§ EXERCISE INSTRUCTIONS: Below are some entries. Output each one exactly as it appears.
— begin —
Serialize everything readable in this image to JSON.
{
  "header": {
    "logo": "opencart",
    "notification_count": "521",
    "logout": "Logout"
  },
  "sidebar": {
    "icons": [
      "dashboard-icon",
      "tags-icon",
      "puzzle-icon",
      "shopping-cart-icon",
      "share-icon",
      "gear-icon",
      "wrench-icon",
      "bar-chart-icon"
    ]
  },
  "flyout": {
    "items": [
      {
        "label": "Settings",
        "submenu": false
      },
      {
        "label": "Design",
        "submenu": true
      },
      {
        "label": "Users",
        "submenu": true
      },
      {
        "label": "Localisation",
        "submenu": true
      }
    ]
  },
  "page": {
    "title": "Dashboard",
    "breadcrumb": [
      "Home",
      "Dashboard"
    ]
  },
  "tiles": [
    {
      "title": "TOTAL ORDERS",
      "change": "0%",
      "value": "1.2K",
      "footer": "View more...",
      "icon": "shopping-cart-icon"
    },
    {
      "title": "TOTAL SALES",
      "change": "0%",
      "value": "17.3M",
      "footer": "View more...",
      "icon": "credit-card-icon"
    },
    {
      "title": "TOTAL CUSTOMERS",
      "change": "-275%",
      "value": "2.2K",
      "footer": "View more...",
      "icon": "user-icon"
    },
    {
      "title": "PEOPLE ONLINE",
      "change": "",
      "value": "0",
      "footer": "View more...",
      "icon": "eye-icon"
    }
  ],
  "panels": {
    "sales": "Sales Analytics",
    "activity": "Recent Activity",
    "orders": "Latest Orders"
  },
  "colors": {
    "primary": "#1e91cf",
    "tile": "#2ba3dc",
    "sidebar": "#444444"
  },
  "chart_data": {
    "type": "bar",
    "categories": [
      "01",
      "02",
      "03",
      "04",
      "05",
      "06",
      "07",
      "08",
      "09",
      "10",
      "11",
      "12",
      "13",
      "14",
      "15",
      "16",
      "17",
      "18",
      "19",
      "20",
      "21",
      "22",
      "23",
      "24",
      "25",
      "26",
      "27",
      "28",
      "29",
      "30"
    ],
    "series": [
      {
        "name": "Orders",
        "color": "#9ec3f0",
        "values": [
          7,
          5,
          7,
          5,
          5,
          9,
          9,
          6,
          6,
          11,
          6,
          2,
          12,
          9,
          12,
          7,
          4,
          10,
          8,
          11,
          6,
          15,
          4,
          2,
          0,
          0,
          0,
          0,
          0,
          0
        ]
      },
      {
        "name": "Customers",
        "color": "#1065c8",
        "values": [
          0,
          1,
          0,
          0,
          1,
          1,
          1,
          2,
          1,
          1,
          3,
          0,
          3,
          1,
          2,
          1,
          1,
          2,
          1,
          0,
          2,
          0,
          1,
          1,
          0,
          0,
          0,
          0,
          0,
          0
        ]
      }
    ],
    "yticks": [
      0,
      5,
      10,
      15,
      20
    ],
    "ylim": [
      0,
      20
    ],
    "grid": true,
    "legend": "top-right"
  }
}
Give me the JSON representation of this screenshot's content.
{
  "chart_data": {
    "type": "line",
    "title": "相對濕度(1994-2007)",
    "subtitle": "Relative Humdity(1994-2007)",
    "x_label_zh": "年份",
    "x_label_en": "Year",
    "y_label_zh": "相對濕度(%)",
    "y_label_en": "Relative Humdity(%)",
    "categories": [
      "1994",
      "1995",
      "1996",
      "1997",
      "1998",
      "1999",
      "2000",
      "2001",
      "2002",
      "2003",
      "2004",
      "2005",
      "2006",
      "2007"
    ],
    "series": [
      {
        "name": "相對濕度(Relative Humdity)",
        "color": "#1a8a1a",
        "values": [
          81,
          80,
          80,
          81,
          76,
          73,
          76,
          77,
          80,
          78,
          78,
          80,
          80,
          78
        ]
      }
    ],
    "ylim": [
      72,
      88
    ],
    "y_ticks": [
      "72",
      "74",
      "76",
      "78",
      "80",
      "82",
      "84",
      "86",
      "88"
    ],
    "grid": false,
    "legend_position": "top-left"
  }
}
— end —
§ WRITTEN REPLY:
Serialize everything readable in this image to JSON.
{
  "header": {
    "logo": "opencart",
    "notification_count": "521",
    "logout": "Logout"
  },
  "sidebar": {
    "icons": [
      "dashboard-icon",
      "tags-icon",
      "puzzle-icon",
      "shopping-cart-icon",
      "share-icon",
      "gear-icon",
      "wrench-icon",
      "bar-chart-icon"
    ]
  },
  "flyout": {
    "items": [
      {
        "label": "Settings",
        "submenu": false
      },
      {
        "label": "Design",
        "submenu": true
      },
      {
        "label": "Users",
        "submenu": true
      },
      {
        "label": "Localisation",
        "submenu": true
      }
    ]
  },
  "page": {
    "title": "Dashboard",
    "breadcrumb": [
      "Home",
      "Dashboard"
    ]
  },
  "tiles": [
    {
      "title": "TOTAL ORDERS",
      "change": "0%",
      "value": "1.2K",
      "footer": "View more...",
      "icon": "shopping-cart-icon"
    },
    {
      "title": "TOTAL SALES",
      "change": "0%",
      "value": "17.3M",
      "footer": "View more...",
      "icon": "credit-card-icon"
    },
    {
      "title": "TOTAL CUSTOMERS",
      "change": "-275%",
      "value": "2.2K",
      "footer": "View more...",
      "icon": "user-icon"
    },
    {
      "title": "PEOPLE ONLINE",
      "change": "",
      "value": "0",
      "footer": "View more...",
      "icon": "eye-icon"
    }
  ],
  "panels": {
    "sales": "Sales Analytics",
    "activity": "Recent Activity",
    "orders": "Latest Orders"
  },
  "colors": {
    "primary": "#1e91cf",
    "tile": "#2ba3dc",
    "sidebar": "#444444"
  },
  "chart_data": {
    "type": "bar",
    "categories": [
      "01",
      "02",
      "03",
      "04",
      "05",
      "06",
      "07",
      "08",
      "09",
      "10",
      "11",
      "12",
      "13",
      "14",
      "15",
      "16",
      "17",
      "18",
      "19",
      "20",
      "21",
      "22",
      "23",
      "24",
      "25",
      "26",
      "27",
      "28",
      "29",
      "30"
    ],
    "series": [
      {
        "name": "Orders",
        "color": "#9ec3f0",
        "values": [
          7,
          5,
          7,
          5,
          5,
          9,
          9,
          6,
          6,
          11,
          6,
          2,
          12,
          9,
          12,
          7,
          4,
          10,
          8,
          11,
          6,
          15,
          4,
          2,
          0,
          0,
          0,
          0,
          0,
          0
        ]
      },
      {
        "name": "Customers",
        "color": "#1065c8",
        "values": [
          0,
          1,
          0,
          0,
          1,
          1,
          1,
          2,
          1,
          1,
          3,
          0,
          3,
          1,
          2,
          1,
          1,
          2,
          1,
          0,
          2,
          0,
          1,
          1,
          0,
          0,
          0,
          0,
          0,
          0
        ]
      }
    ],
    "yticks": [
      0,
      5,
      10,
      15,
      20
    ],
    "ylim": [
      0,
      20
    ],
    "grid": true,
    "legend": "top-right"
  }
}
Give me the JSON representation of this screenshot's content.
{
  "chart_data": {
    "type": "line",
    "title": "相對濕度(1994-2007)",
    "subtitle": "Relative Humdity(1994-2007)",
    "x_label_zh": "年份",
    "x_label_en": "Year",
    "y_label_zh": "相對濕度(%)",
    "y_label_en": "Relative Humdity(%)",
    "categories": [
      "1994",
      "1995",
      "1996",
      "1997",
      "1998",
      "1999",
      "2000",
      "2001",
      "2002",
      "2003",
      "2004",
      "2005",
      "2006",
      "2007"
    ],
    "series": [
      {
        "name": "相對濕度(Relative Humdity)",
        "color": "#1a8a1a",
        "values": [
          81,
          80,
          80,
          81,
          76,
          73,
          76,
          77,
          80,
          78,
          78,
          80,
          80,
          78
        ]
      }
    ],
    "ylim": [
      72,
      88
    ],
    "y_ticks": [
      "72",
      "74",
      "76",
      "78",
      "80",
      "82",
      "84",
      "86",
      "88"
    ],
    "grid": false,
    "legend_position": "top-left"
  }
}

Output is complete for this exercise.